#### Short problem:
Retype all the records with nothing changed.

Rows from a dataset
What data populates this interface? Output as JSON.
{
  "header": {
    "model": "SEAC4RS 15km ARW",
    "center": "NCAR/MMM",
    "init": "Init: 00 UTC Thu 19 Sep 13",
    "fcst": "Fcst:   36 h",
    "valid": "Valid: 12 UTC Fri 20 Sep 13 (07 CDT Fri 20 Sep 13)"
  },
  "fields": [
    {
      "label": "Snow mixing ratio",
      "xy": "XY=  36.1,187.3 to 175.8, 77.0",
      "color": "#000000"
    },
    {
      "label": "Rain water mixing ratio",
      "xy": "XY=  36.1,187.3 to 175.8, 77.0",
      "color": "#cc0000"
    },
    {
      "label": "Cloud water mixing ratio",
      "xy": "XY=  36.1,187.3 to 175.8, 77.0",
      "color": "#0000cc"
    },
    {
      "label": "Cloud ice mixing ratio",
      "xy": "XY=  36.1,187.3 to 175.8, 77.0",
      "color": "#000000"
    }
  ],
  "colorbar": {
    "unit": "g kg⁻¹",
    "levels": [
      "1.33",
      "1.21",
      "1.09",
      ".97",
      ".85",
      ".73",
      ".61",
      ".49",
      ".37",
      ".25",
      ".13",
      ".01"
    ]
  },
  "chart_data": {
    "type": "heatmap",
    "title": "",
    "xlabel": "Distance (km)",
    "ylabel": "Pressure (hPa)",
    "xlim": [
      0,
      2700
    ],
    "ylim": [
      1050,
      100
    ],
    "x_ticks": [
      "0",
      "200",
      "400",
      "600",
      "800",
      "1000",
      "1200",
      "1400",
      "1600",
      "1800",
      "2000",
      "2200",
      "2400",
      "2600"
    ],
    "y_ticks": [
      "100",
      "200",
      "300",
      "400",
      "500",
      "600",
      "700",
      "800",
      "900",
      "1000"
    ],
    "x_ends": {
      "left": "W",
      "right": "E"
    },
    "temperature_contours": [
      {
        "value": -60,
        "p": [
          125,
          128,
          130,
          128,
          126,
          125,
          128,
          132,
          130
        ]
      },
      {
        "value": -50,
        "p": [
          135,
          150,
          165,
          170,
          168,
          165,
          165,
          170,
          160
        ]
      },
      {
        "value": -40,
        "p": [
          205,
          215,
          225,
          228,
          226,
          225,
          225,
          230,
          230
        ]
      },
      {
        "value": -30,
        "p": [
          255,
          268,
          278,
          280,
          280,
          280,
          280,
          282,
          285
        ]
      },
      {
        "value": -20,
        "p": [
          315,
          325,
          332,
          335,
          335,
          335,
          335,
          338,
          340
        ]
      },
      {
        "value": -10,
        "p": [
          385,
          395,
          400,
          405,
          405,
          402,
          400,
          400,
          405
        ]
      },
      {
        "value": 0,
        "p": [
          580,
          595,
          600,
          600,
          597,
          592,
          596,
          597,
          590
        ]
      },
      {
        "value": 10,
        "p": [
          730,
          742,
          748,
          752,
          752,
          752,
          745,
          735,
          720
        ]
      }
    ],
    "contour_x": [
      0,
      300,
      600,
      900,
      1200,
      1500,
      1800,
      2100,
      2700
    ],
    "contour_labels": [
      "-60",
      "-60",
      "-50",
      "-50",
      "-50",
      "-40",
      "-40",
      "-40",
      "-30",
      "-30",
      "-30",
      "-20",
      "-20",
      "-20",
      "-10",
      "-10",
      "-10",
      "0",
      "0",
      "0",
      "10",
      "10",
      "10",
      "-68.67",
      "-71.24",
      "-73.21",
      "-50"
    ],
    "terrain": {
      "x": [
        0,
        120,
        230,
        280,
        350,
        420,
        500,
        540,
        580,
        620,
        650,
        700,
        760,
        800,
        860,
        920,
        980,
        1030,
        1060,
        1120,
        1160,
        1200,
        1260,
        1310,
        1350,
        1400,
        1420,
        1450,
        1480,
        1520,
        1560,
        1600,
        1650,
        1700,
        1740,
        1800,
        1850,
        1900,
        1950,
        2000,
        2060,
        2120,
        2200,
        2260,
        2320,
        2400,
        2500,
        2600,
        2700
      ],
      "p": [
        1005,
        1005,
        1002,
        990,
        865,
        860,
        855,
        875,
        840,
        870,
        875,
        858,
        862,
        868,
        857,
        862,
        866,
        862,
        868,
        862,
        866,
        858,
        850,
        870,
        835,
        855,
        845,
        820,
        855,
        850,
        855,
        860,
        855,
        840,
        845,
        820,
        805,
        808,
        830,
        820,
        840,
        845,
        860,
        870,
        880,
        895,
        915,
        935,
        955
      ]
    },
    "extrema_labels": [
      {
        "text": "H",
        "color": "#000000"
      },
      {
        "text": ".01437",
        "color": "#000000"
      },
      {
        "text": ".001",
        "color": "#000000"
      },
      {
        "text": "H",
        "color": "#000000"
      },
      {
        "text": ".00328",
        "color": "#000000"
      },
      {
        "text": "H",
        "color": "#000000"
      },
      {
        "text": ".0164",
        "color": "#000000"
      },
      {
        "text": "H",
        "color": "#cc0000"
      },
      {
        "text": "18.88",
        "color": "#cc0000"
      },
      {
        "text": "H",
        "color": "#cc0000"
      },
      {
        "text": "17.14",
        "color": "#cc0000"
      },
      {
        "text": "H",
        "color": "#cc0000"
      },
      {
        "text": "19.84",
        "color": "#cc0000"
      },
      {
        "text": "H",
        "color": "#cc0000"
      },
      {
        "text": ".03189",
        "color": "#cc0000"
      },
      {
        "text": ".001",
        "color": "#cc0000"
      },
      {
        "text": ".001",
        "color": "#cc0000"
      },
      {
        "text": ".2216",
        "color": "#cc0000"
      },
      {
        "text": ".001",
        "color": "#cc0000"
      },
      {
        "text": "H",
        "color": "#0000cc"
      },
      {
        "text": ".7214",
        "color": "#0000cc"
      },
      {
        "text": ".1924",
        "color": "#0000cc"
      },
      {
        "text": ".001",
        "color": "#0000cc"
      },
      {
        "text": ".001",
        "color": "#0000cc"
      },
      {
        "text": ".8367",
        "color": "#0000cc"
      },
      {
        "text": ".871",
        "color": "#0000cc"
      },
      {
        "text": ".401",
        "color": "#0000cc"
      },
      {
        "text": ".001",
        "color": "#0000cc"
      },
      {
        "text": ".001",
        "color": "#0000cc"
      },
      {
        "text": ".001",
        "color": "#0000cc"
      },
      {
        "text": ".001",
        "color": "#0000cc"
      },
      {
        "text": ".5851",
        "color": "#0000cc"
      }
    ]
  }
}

#### Answer below:
What data populates this interface? Output as JSON.
{
  "header": {
    "model": "SEAC4RS 15km ARW",
    "center": "NCAR/MMM",
    "init": "Init: 00 UTC Thu 19 Sep 13",
    "fcst": "Fcst:   36 h",
    "valid": "Valid: 12 UTC Fri 20 Sep 13 (07 CDT Fri 20 Sep 13)"
  },
  "fields": [
    {
      "label": "Snow mixing ratio",
      "xy": "XY=  36.1,187.3 to 175.8, 77.0",
      "color": "#000000"
    },
    {
      "label": "Rain water mixing ratio",
      "xy": "XY=  36.1,187.3 to 175.8, 77.0",
      "color": "#cc0000"
    },
    {
      "label": "Cloud water mixing ratio",
      "xy": "XY=  36.1,187.3 to 175.8, 77.0",
      "color": "#0000cc"
    },
    {
      "label": "Cloud ice mixing ratio",
      "xy": "XY=  36.1,187.3 to 175.8, 77.0",
      "color": "#000000"
    }
  ],
  "colorbar": {
    "unit": "g kg⁻¹",
    "levels": [
      "1.33",
      "1.21",
      "1.09",
      ".97",
      ".85",
      ".73",
      ".61",
      ".49",
      ".37",
      ".25",
      ".13",
      ".01"
    ]
  },
  "chart_data": {
    "type": "heatmap",
    "title": "",
    "xlabel": "Distance (km)",
    "ylabel": "Pressure (hPa)",
    "xlim": [
      0,
      2700
    ],
    "ylim": [
      1050,
      100
    ],
    "x_ticks": [
      "0",
      "200",
      "400",
      "600",
      "800",
      "1000",
      "1200",
      "1400",
      "1600",
      "1800",
      "2000",
      "2200",
      "2400",
      "2600"
    ],
    "y_ticks": [
      "100",
      "200",
      "300",
      "400",
      "500",
      "600",
      "700",
      "800",
      "900",
      "1000"
    ],
    "x_ends": {
      "left": "W",
      "right": "E"
    },
    "temperature_contours": [
      {
        "value": -60,
        "p": [
          125,
          128,
          130,
          128,
          126,
          125,
          128,
          132,
          130
        ]
      },
      {
        "value": -50,
        "p": [
          135,
          150,
          165,
          170,
          168,
          165,
          165,
          170,
          160
        ]
      },
      {
        "value": -40,
        "p": [
          205,
          215,
          225,
          228,
          226,
          225,
          225,
          230,
          230
        ]
      },
      {
        "value": -30,
        "p": [
          255,
          268,
          278,
          280,
          280,
          280,
          280,
          282,
          285
        ]
      },
      {
        "value": -20,
        "p": [
          315,
          325,
          332,
          335,
          335,
          335,
          335,
          338,
          340
        ]
      },
      {
        "value": -10,
        "p": [
          385,
          395,
          400,
          405,
          405,
          402,
          400,
          400,
          405
        ]
      },
      {
        "value": 0,
        "p": [
          580,
          595,
          600,
          600,
          597,
          592,
          596,
          597,
          590
        ]
      },
      {
        "value": 10,
        "p": [
          730,
          742,
          748,
          752,
          752,
          752,
          745,
          735,
          720
        ]
      }
    ],
    "contour_x": [
      0,
      300,
      600,
      900,
      1200,
      1500,
      1800,
      2100,
      2700
    ],
    "contour_labels": [
      "-60",
      "-60",
      "-50",
      "-50",
      "-50",
      "-40",
      "-40",
      "-40",
      "-30",
      "-30",
      "-30",
      "-20",
      "-20",
      "-20",
      "-10",
      "-10",
      "-10",
      "0",
      "0",
      "0",
      "10",
      "10",
      "10",
      "-68.67",
      "-71.24",
      "-73.21",
      "-50"
    ],
    "terrain": {
      "x": [
        0,
        120,
        230,
        280,
        350,
        420,
        500,
        540,
        580,
        620,
        650,
        700,
        760,
        800,
        860,
        920,
        980,
        1030,
        1060,
        1120,
        1160,
        1200,
        1260,
        1310,
        1350,
        1400,
        1420,
        1450,
        1480,
        1520,
        1560,
        1600,
        1650,
        1700,
        1740,
        1800,
        1850,
        1900,
        1950,
        2000,
        2060,
        2120,
        2200,
        2260,
        2320,
        2400,
        2500,
        2600,
        2700
      ],
      "p": [
        1005,
        1005,
        1002,
        990,
        865,
        860,
        855,
        875,
        840,
        870,
        875,
        858,
        862,
        868,
        857,
        862,
        866,
        862,
        868,
        862,
        866,
        858,
        850,
        870,
        835,
        855,
        845,
        820,
        855,
        850,
        855,
        860,
        855,
        840,
        845,
        820,
        805,
        808,
        830,
        820,
        840,
        845,
        860,
        870,
        880,
        895,
        915,
        935,
        955
      ]
    },
    "extrema_labels": [
      {
        "text": "H",
        "color": "#000000"
      },
      {
        "text": ".01437",
        "color": "#000000"
      },
      {
        "text": ".001",
        "color": "#000000"
      },
      {
        "text": "H",
        "color": "#000000"
      },
      {
        "text": ".00328",
        "color": "#000000"
      },
      {
        "text": "H",
        "color": "#000000"
      },
      {
        "text": ".0164",
        "color": "#000000"
      },
      {
        "text": "H",
        "color": "#cc0000"
      },
      {
        "text": "18.88",
        "color": "#cc0000"
      },
      {
        "text": "H",
        "color": "#cc0000"
      },
      {
        "text": "17.14",
        "color": "#cc0000"
      },
      {
        "text": "H",
        "color": "#cc0000"
      },
      {
        "text": "19.84",
        "color": "#cc0000"
      },
      {
        "text": "H",
        "color": "#cc0000"
      },
      {
        "text": ".03189",
        "color": "#cc0000"
      },
      {
        "text": ".001",
        "color": "#cc0000"
      },
      {
        "text": ".001",
        "color": "#cc0000"
      },
      {
        "text": ".2216",
        "color": "#cc0000"
      },
      {
        "text": ".001",
        "color": "#cc0000"
      },
      {
        "text": "H",
        "color": "#0000cc"
      },
      {
        "text": ".7214",
        "color": "#0000cc"
      },
      {
        "text": ".1924",
        "color": "#0000cc"
      },
      {
        "text": ".001",
        "color": "#0000cc"
      },
      {
        "text": ".001",
        "color": "#0000cc"
      },
      {
        "text": ".8367",
        "color": "#0000cc"
      },
      {
        "text": ".871",
        "color": "#0000cc"
      },
      {
        "text": ".401",
        "color": "#0000cc"
      },
      {
        "text": ".001",
        "color": "#0000cc"
      },
      {
        "text": ".001",
        "color": "#0000cc"
      },
      {
        "text": ".001",
        "color": "#0000cc"
      },
      {
        "text": ".001",
        "color": "#0000cc"
      },
      {
        "text": ".5851",
        "color": "#0000cc"
      }
    ]
  }
}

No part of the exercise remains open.